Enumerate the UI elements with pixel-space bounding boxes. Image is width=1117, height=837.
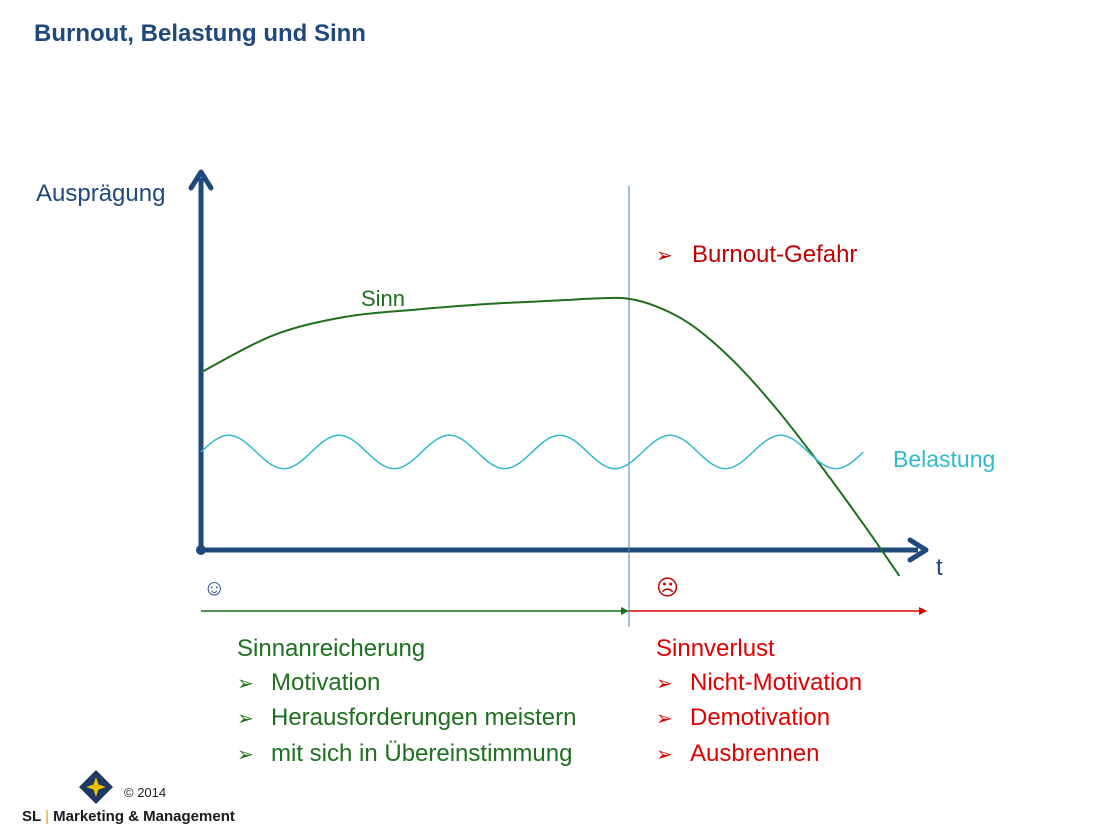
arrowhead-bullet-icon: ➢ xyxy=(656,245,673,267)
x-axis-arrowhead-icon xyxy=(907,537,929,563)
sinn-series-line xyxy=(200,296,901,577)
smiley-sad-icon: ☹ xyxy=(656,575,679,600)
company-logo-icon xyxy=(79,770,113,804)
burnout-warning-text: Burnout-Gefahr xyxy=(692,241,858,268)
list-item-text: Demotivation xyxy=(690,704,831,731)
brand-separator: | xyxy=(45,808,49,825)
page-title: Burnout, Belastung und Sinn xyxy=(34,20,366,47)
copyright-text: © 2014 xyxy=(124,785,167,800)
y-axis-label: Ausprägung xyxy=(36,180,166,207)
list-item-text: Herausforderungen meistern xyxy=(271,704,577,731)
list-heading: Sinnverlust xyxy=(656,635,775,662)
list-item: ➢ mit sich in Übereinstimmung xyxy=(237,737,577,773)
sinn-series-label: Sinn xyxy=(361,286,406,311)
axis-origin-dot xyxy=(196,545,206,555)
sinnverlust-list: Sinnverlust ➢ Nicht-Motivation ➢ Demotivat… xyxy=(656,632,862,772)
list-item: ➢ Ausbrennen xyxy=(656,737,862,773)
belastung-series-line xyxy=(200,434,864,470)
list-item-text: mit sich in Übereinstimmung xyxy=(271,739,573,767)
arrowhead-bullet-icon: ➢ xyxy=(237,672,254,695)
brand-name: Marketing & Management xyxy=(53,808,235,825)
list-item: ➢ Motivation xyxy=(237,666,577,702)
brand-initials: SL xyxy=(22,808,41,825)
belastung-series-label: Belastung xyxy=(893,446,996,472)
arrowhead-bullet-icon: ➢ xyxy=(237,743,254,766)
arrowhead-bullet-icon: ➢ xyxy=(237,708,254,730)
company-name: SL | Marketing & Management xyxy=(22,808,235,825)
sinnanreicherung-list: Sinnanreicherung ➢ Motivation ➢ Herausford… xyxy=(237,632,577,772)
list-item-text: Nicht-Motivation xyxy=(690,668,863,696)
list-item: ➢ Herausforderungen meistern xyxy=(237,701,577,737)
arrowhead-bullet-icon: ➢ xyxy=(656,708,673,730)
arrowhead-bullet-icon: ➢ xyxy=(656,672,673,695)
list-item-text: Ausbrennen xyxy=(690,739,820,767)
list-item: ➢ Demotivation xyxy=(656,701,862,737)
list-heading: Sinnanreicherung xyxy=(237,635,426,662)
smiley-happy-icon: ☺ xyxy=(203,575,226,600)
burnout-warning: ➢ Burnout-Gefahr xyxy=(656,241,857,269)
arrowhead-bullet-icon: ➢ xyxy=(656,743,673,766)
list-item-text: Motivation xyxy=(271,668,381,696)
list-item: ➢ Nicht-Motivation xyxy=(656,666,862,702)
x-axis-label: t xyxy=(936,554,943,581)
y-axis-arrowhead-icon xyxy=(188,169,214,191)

[Your instructions]: Reproduce the data above verbatim, omitting the pictures.

[Answer to this task]:
Enumerate the UI elements with pixel-space bounding boxes. Image is width=1117, height=837.
arrowhead-bullet-icon: ➢ xyxy=(656,245,673,267)
x-axis-arrowhead-icon xyxy=(907,537,929,563)
sinn-series-line xyxy=(200,296,901,577)
smiley-sad-icon: ☹ xyxy=(656,575,679,600)
company-logo-icon xyxy=(79,770,113,804)
burnout-warning-text: Burnout-Gefahr xyxy=(692,241,858,268)
list-item-text: Demotivation xyxy=(690,704,831,731)
brand-separator: | xyxy=(45,808,49,825)
page-title: Burnout, Belastung und Sinn xyxy=(34,20,366,47)
copyright-text: © 2014 xyxy=(124,785,167,800)
y-axis-label: Ausprägung xyxy=(36,180,166,207)
list-item-text: Herausforderungen meistern xyxy=(271,704,577,731)
list-heading: Sinnverlust xyxy=(656,635,775,662)
list-item: ➢ mit sich in Übereinstimmung xyxy=(237,737,577,773)
sinn-series-label: Sinn xyxy=(361,286,406,311)
axis-origin-dot xyxy=(196,545,206,555)
sinnverlust-list: Sinnverlust ➢ Nicht-Motivation ➢ Demotivat… xyxy=(656,632,862,772)
list-item: ➢ Ausbrennen xyxy=(656,737,862,773)
belastung-series-line xyxy=(200,434,864,470)
list-item-text: mit sich in Übereinstimmung xyxy=(271,739,573,767)
arrowhead-bullet-icon: ➢ xyxy=(237,672,254,695)
brand-name: Marketing & Management xyxy=(53,808,235,825)
list-item: ➢ Motivation xyxy=(237,666,577,702)
brand-initials: SL xyxy=(22,808,41,825)
belastung-series-label: Belastung xyxy=(893,446,996,472)
arrowhead-bullet-icon: ➢ xyxy=(237,743,254,766)
arrowhead-bullet-icon: ➢ xyxy=(237,708,254,730)
company-name: SL | Marketing & Management xyxy=(22,808,235,825)
sinnanreicherung-list: Sinnanreicherung ➢ Motivation ➢ Herausford… xyxy=(237,632,577,772)
list-item-text: Nicht-Motivation xyxy=(690,668,863,696)
list-item: ➢ Herausforderungen meistern xyxy=(237,701,577,737)
arrowhead-bullet-icon: ➢ xyxy=(656,708,673,730)
arrowhead-bullet-icon: ➢ xyxy=(656,672,673,695)
list-item-text: Ausbrennen xyxy=(690,739,820,767)
list-item: ➢ Demotivation xyxy=(656,701,862,737)
list-heading: Sinnanreicherung xyxy=(237,635,426,662)
smiley-happy-icon: ☺ xyxy=(203,575,226,600)
burnout-warning: ➢ Burnout-Gefahr xyxy=(656,241,857,269)
arrowhead-bullet-icon: ➢ xyxy=(656,743,673,766)
list-item-text: Motivation xyxy=(271,668,381,696)
list-item: ➢ Nicht-Motivation xyxy=(656,666,862,702)
x-axis-label: t xyxy=(936,554,943,581)
y-axis-arrowhead-icon xyxy=(188,169,214,191)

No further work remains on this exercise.